▶ _WHAT TO PRODUCE_: Identify all lines in the listing that include the word "ylabel", and copy them out.

▶ _TASK MATERIAL_:

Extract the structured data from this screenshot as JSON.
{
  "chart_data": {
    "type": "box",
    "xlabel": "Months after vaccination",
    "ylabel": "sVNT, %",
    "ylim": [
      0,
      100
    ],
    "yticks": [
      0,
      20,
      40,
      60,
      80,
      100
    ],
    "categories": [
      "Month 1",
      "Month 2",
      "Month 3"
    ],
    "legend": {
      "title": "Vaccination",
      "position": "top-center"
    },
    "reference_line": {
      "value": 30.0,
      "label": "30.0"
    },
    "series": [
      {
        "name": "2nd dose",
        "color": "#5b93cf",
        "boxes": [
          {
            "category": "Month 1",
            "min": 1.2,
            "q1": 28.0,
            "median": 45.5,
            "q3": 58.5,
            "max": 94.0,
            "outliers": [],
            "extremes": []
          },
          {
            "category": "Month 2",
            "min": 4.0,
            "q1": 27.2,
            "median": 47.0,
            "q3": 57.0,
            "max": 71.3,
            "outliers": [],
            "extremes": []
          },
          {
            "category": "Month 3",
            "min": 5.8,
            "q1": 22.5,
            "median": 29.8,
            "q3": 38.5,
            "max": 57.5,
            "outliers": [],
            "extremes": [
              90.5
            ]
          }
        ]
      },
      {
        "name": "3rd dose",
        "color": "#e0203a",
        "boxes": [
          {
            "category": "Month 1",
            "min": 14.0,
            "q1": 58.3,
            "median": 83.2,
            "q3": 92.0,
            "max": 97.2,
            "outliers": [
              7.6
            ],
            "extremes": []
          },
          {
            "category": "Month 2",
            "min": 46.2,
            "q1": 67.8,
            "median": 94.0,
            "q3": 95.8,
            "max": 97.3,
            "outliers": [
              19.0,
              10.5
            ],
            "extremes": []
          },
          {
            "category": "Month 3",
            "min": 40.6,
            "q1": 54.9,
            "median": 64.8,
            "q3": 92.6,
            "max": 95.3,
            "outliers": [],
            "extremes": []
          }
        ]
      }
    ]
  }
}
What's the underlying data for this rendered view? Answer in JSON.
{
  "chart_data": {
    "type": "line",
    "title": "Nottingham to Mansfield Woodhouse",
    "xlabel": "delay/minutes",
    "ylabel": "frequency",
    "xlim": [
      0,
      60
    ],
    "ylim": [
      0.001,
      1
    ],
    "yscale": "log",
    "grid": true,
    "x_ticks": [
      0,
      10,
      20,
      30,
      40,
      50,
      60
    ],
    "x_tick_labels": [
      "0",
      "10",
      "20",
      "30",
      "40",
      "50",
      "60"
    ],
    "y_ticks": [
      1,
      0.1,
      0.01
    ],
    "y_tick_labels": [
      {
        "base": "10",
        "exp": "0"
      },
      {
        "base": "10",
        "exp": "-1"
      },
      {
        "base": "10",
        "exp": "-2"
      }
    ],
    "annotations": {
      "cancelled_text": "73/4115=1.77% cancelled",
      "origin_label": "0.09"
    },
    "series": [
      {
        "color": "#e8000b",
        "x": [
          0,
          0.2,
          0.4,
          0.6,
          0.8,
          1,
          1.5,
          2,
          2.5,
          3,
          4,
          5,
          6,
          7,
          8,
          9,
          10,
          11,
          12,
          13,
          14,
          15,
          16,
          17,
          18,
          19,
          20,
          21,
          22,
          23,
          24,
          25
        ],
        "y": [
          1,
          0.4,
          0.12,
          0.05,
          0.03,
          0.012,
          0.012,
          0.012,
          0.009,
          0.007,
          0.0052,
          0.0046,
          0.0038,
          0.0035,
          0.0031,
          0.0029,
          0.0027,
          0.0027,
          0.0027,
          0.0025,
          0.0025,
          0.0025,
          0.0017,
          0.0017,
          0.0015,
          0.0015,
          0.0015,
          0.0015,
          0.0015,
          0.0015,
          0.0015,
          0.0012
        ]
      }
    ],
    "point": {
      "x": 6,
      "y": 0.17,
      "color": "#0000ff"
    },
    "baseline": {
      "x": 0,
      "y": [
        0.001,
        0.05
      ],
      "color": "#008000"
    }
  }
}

==

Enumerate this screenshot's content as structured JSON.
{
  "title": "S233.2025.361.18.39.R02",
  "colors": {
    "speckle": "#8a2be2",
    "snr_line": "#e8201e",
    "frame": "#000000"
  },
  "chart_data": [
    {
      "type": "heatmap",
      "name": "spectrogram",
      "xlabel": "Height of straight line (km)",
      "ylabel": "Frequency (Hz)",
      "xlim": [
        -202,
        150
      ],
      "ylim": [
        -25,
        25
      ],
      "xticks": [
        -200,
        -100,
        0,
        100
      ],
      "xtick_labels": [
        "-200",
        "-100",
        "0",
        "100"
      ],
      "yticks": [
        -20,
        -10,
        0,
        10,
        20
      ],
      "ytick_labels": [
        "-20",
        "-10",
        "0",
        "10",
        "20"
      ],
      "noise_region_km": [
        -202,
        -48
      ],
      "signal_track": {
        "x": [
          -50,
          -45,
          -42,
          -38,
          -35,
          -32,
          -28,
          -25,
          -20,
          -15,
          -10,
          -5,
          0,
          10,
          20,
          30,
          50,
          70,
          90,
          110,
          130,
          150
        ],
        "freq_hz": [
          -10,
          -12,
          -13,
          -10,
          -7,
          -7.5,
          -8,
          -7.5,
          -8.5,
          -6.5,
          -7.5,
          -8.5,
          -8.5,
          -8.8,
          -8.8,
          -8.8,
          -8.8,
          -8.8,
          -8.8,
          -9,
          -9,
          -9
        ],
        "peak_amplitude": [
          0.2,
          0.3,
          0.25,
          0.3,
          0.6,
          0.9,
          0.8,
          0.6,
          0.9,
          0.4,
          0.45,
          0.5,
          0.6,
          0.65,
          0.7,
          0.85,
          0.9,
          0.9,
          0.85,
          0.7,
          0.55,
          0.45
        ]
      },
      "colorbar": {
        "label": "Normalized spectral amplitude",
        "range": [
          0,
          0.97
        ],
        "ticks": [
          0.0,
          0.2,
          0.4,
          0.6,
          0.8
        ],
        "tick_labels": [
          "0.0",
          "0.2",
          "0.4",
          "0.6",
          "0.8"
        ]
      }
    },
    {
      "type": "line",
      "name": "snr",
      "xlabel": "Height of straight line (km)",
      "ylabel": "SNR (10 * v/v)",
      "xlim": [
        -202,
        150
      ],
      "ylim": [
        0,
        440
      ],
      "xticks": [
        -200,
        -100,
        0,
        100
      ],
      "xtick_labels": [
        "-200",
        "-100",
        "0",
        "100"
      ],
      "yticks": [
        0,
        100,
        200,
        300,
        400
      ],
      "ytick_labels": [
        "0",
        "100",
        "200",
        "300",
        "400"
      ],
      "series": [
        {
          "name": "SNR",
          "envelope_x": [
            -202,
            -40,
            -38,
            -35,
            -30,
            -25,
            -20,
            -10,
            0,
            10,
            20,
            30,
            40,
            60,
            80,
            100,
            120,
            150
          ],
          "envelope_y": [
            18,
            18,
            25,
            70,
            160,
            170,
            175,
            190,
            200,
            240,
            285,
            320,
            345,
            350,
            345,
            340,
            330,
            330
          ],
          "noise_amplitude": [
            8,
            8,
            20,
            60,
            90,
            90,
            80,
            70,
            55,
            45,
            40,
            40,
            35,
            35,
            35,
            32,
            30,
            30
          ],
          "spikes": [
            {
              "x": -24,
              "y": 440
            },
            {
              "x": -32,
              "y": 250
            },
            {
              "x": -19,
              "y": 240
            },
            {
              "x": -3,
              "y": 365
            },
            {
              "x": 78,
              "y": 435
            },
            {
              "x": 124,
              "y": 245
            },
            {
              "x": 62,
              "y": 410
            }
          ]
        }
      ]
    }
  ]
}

▶ _SOLUTION TO THE PROBLEM_:
    "ylabel": "sVNT, %",
    "ylabel": "frequency",
      "ylabel": "Frequency (Hz)",
      "ylabel": "SNR (10 * v/v)",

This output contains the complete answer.